WHAT THE TASK ASKS: Transcribe every line exactly and omit anything that is a picture.

Dataset records:
──────────
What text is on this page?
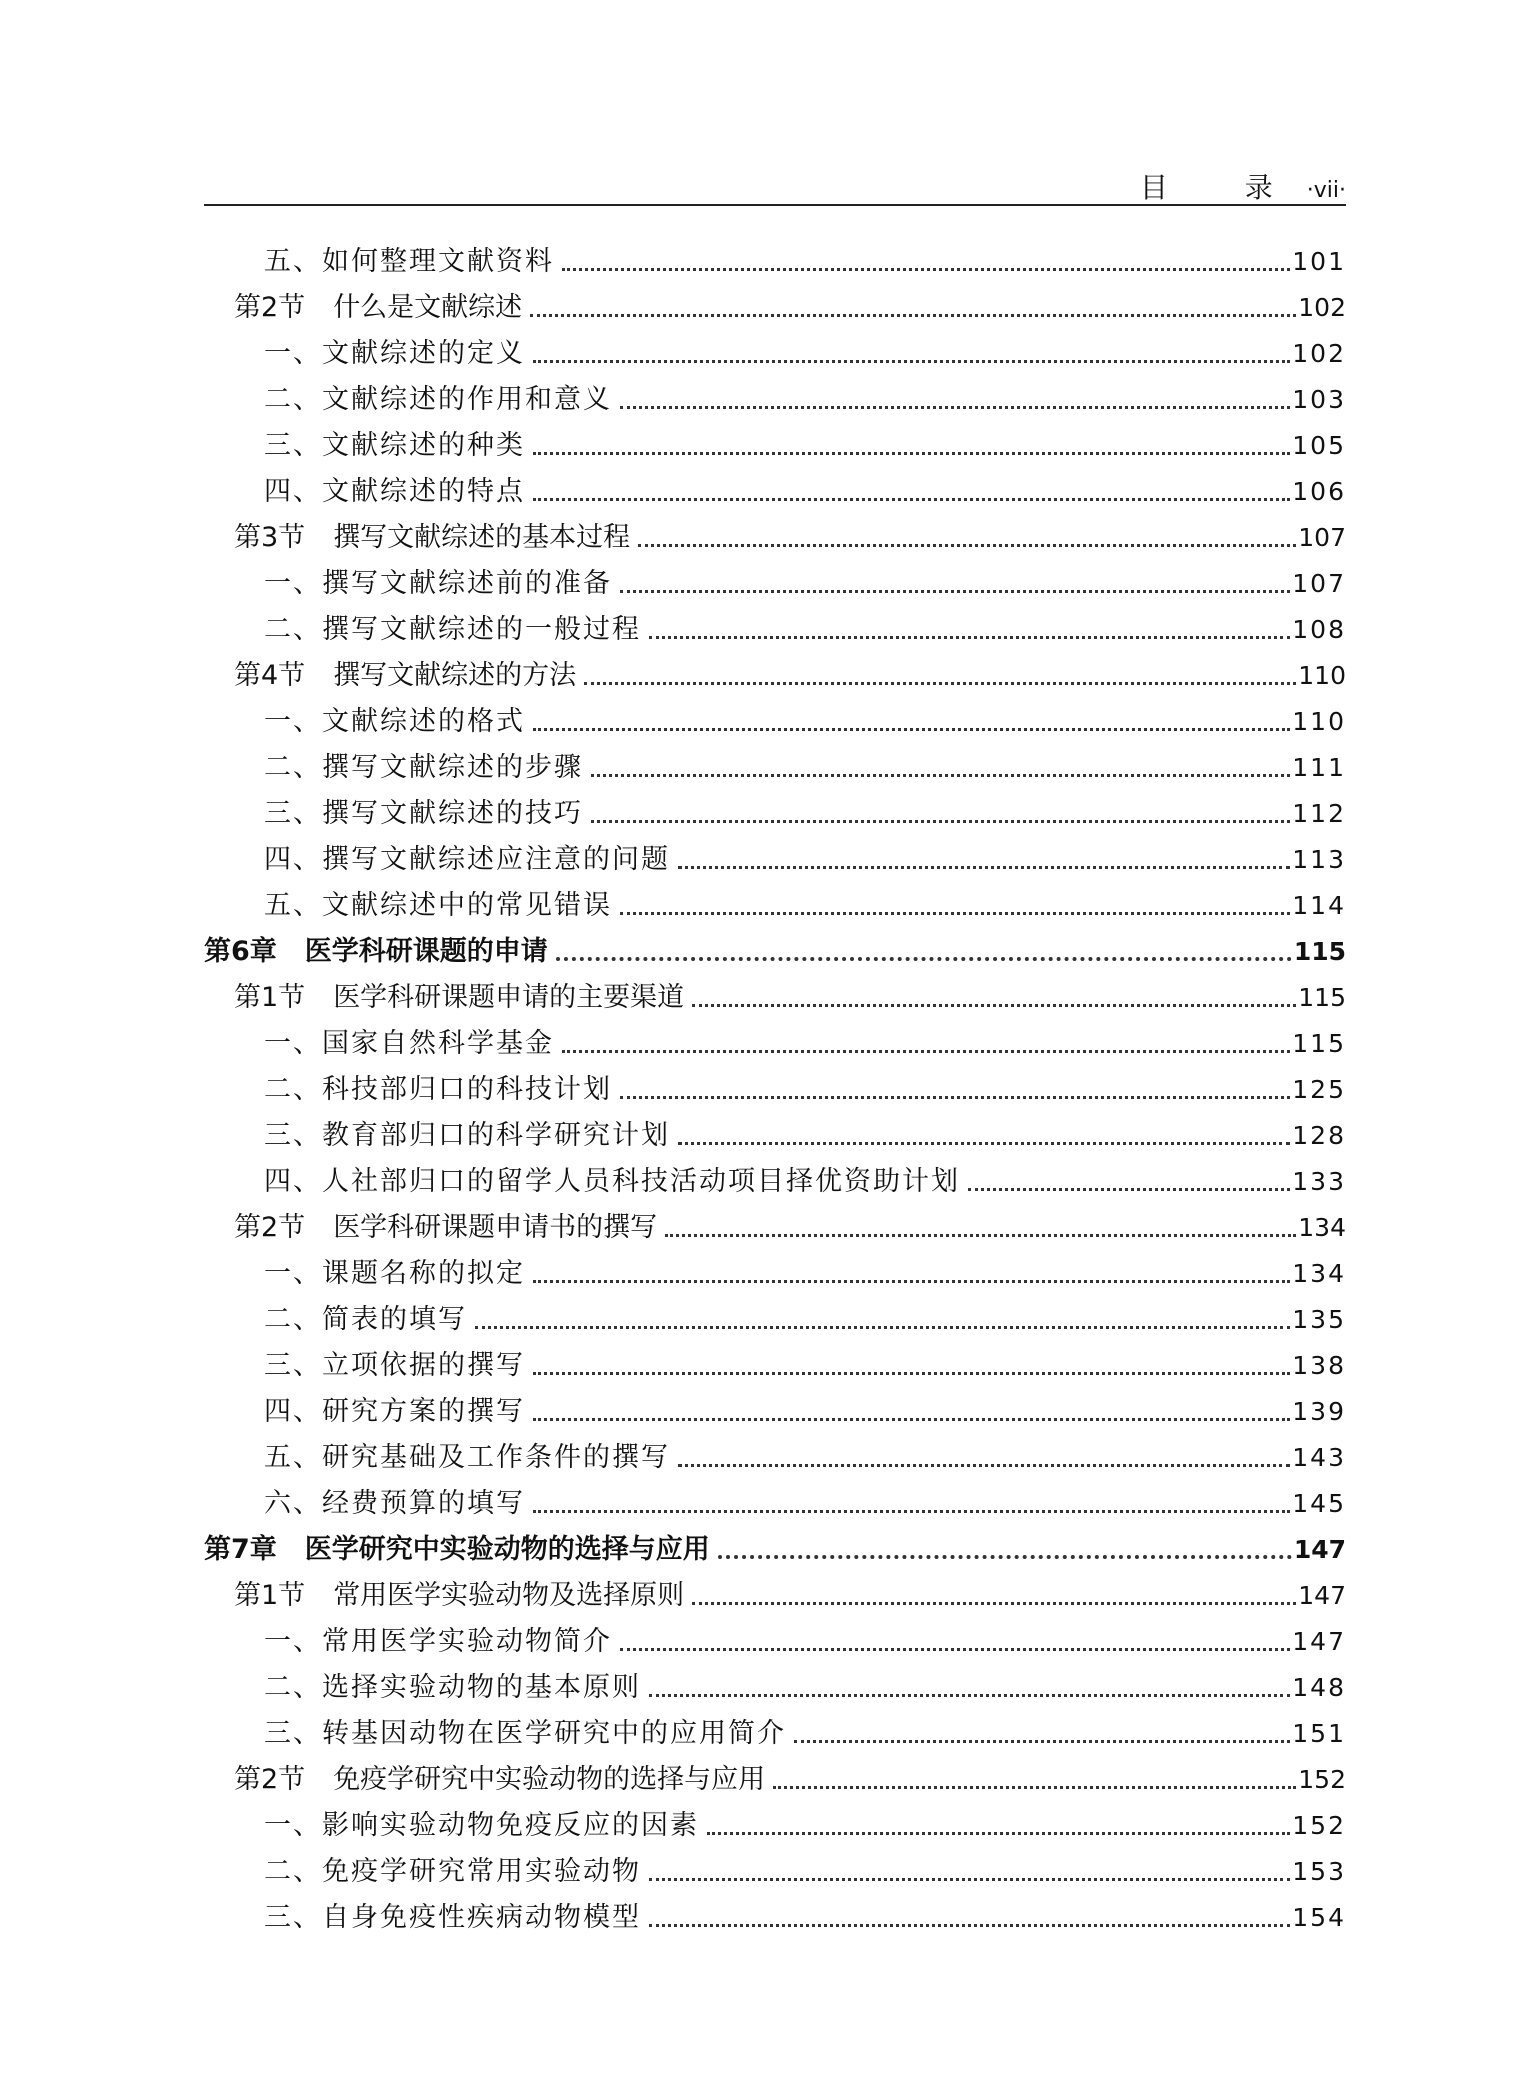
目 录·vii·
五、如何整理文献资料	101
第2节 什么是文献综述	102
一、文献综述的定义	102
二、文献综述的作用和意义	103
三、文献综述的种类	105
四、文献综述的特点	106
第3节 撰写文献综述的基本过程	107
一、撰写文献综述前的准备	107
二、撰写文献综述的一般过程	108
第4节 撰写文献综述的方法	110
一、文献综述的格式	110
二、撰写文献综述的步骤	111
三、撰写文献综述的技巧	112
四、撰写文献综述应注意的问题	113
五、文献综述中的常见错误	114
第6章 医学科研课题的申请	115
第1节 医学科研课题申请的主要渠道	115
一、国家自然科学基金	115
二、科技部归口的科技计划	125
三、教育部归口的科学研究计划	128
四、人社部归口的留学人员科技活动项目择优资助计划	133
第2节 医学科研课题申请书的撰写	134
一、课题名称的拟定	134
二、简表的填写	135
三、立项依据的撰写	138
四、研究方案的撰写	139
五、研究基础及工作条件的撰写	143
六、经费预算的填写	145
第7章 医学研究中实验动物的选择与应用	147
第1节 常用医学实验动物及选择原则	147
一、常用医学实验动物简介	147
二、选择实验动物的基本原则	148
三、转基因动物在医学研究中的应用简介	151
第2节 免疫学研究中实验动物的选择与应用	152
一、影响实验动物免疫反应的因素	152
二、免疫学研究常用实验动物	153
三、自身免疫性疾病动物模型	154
──────────
TASK RESPONSE:
What text is on this page?
目 录·vii·
五、如何整理文献资料	101
第2节 什么是文献综述	102
一、文献综述的定义	102
二、文献综述的作用和意义	103
三、文献综述的种类	105
四、文献综述的特点	106
第3节 撰写文献综述的基本过程	107
一、撰写文献综述前的准备	107
二、撰写文献综述的一般过程	108
第4节 撰写文献综述的方法	110
一、文献综述的格式	110
二、撰写文献综述的步骤	111
三、撰写文献综述的技巧	112
四、撰写文献综述应注意的问题	113
五、文献综述中的常见错误	114
第6章 医学科研课题的申请	115
第1节 医学科研课题申请的主要渠道	115
一、国家自然科学基金	115
二、科技部归口的科技计划	125
三、教育部归口的科学研究计划	128
四、人社部归口的留学人员科技活动项目择优资助计划	133
第2节 医学科研课题申请书的撰写	134
一、课题名称的拟定	134
二、简表的填写	135
三、立项依据的撰写	138
四、研究方案的撰写	139
五、研究基础及工作条件的撰写	143
六、经费预算的填写	145
第7章 医学研究中实验动物的选择与应用	147
第1节 常用医学实验动物及选择原则	147
一、常用医学实验动物简介	147
二、选择实验动物的基本原则	148
三、转基因动物在医学研究中的应用简介	151
第2节 免疫学研究中实验动物的选择与应用	152
一、影响实验动物免疫反应的因素	152
二、免疫学研究常用实验动物	153
三、自身免疫性疾病动物模型	154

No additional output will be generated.